GIVEN TASK - Would you extract the whole listing below and retype it exactly?

MATERIAL PROVIDED -
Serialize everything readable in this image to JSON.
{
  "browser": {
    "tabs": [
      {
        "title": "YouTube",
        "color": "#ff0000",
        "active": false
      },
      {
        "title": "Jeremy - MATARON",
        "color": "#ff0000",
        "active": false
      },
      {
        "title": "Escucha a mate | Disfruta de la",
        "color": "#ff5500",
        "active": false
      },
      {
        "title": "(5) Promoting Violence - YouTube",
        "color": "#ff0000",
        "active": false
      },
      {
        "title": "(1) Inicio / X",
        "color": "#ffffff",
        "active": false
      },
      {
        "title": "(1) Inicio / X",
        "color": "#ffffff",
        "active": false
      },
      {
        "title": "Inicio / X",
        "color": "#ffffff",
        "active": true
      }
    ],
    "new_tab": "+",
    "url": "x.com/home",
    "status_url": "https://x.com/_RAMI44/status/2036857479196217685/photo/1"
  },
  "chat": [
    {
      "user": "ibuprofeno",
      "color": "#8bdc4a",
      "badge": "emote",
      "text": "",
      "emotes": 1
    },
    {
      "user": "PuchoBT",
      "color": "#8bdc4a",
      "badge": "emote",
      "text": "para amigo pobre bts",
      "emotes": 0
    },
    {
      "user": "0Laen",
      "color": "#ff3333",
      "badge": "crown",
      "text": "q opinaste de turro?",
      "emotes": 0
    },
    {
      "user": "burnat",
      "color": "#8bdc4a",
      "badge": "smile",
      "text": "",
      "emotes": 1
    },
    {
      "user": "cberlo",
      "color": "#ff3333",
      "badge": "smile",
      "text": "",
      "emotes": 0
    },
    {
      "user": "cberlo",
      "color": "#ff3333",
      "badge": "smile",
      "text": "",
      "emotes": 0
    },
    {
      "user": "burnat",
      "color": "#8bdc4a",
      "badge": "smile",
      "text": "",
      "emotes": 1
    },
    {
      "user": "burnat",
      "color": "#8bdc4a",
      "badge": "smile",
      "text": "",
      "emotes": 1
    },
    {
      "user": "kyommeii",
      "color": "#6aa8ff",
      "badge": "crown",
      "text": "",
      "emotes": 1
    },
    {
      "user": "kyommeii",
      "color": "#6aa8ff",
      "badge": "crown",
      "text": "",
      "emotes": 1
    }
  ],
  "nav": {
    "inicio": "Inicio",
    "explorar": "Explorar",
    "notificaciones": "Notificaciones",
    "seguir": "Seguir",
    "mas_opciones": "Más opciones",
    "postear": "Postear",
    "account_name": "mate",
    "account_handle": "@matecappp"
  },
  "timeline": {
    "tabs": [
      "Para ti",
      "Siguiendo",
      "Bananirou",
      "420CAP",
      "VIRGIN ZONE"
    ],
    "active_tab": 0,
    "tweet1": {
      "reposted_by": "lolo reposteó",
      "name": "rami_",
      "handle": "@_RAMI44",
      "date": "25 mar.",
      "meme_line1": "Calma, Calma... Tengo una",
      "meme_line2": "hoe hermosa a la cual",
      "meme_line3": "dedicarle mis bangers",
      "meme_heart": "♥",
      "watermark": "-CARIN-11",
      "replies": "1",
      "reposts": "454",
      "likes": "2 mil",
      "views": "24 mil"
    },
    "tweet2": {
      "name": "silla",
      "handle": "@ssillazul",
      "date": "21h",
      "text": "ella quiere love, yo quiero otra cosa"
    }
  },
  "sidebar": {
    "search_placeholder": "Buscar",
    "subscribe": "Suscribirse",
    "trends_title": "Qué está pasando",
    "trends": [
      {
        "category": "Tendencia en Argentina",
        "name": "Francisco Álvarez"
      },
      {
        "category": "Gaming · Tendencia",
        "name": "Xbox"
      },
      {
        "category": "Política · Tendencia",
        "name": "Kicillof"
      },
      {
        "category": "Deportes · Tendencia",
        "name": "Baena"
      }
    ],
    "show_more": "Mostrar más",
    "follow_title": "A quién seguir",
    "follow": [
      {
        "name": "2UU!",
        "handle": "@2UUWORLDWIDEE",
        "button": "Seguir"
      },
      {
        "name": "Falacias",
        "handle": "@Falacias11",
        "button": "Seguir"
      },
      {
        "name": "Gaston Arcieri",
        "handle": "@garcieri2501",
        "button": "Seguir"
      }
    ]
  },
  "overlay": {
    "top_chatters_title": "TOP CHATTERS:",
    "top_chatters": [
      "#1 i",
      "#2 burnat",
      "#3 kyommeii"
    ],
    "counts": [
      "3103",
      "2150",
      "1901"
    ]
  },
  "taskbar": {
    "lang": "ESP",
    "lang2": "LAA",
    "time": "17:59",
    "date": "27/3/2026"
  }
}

THE RESPONSE -
Serialize everything readable in this image to JSON.
{
  "browser": {
    "tabs": [
      {
        "title": "YouTube",
        "color": "#ff0000",
        "active": false
      },
      {
        "title": "Jeremy - MATARON",
        "color": "#ff0000",
        "active": false
      },
      {
        "title": "Escucha a mate | Disfruta de la",
        "color": "#ff5500",
        "active": false
      },
      {
        "title": "(5) Promoting Violence - YouTube",
        "color": "#ff0000",
        "active": false
      },
      {
        "title": "(1) Inicio / X",
        "color": "#ffffff",
        "active": false
      },
      {
        "title": "(1) Inicio / X",
        "color": "#ffffff",
        "active": false
      },
      {
        "title": "Inicio / X",
        "color": "#ffffff",
        "active": true
      }
    ],
    "new_tab": "+",
    "url": "x.com/home",
    "status_url": "https://x.com/_RAMI44/status/2036857479196217685/photo/1"
  },
  "chat": [
    {
      "user": "ibuprofeno",
      "color": "#8bdc4a",
      "badge": "emote",
      "text": "",
      "emotes": 1
    },
    {
      "user": "PuchoBT",
      "color": "#8bdc4a",
      "badge": "emote",
      "text": "para amigo pobre bts",
      "emotes": 0
    },
    {
      "user": "0Laen",
      "color": "#ff3333",
      "badge": "crown",
      "text": "q opinaste de turro?",
      "emotes": 0
    },
    {
      "user": "burnat",
      "color": "#8bdc4a",
      "badge": "smile",
      "text": "",
      "emotes": 1
    },
    {
      "user": "cberlo",
      "color": "#ff3333",
      "badge": "smile",
      "text": "",
      "emotes": 0
    },
    {
      "user": "cberlo",
      "color": "#ff3333",
      "badge": "smile",
      "text": "",
      "emotes": 0
    },
    {
      "user": "burnat",
      "color": "#8bdc4a",
      "badge": "smile",
      "text": "",
      "emotes": 1
    },
    {
      "user": "burnat",
      "color": "#8bdc4a",
      "badge": "smile",
      "text": "",
      "emotes": 1
    },
    {
      "user": "kyommeii",
      "color": "#6aa8ff",
      "badge": "crown",
      "text": "",
      "emotes": 1
    },
    {
      "user": "kyommeii",
      "color": "#6aa8ff",
      "badge": "crown",
      "text": "",
      "emotes": 1
    }
  ],
  "nav": {
    "inicio": "Inicio",
    "explorar": "Explorar",
    "notificaciones": "Notificaciones",
    "seguir": "Seguir",
    "mas_opciones": "Más opciones",
    "postear": "Postear",
    "account_name": "mate",
    "account_handle": "@matecappp"
  },
  "timeline": {
    "tabs": [
      "Para ti",
      "Siguiendo",
      "Bananirou",
      "420CAP",
      "VIRGIN ZONE"
    ],
    "active_tab": 0,
    "tweet1": {
      "reposted_by": "lolo reposteó",
      "name": "rami_",
      "handle": "@_RAMI44",
      "date": "25 mar.",
      "meme_line1": "Calma, Calma... Tengo una",
      "meme_line2": "hoe hermosa a la cual",
      "meme_line3": "dedicarle mis bangers",
      "meme_heart": "♥",
      "watermark": "-CARIN-11",
      "replies": "1",
      "reposts": "454",
      "likes": "2 mil",
      "views": "24 mil"
    },
    "tweet2": {
      "name": "silla",
      "handle": "@ssillazul",
      "date": "21h",
      "text": "ella quiere love, yo quiero otra cosa"
    }
  },
  "sidebar": {
    "search_placeholder": "Buscar",
    "subscribe": "Suscribirse",
    "trends_title": "Qué está pasando",
    "trends": [
      {
        "category": "Tendencia en Argentina",
        "name": "Francisco Álvarez"
      },
      {
        "category": "Gaming · Tendencia",
        "name": "Xbox"
      },
      {
        "category": "Política · Tendencia",
        "name": "Kicillof"
      },
      {
        "category": "Deportes · Tendencia",
        "name": "Baena"
      }
    ],
    "show_more": "Mostrar más",
    "follow_title": "A quién seguir",
    "follow": [
      {
        "name": "2UU!",
        "handle": "@2UUWORLDWIDEE",
        "button": "Seguir"
      },
      {
        "name": "Falacias",
        "handle": "@Falacias11",
        "button": "Seguir"
      },
      {
        "name": "Gaston Arcieri",
        "handle": "@garcieri2501",
        "button": "Seguir"
      }
    ]
  },
  "overlay": {
    "top_chatters_title": "TOP CHATTERS:",
    "top_chatters": [
      "#1 i",
      "#2 burnat",
      "#3 kyommeii"
    ],
    "counts": [
      "3103",
      "2150",
      "1901"
    ]
  },
  "taskbar": {
    "lang": "ESP",
    "lang2": "LAA",
    "time": "17:59",
    "date": "27/3/2026"
  }
}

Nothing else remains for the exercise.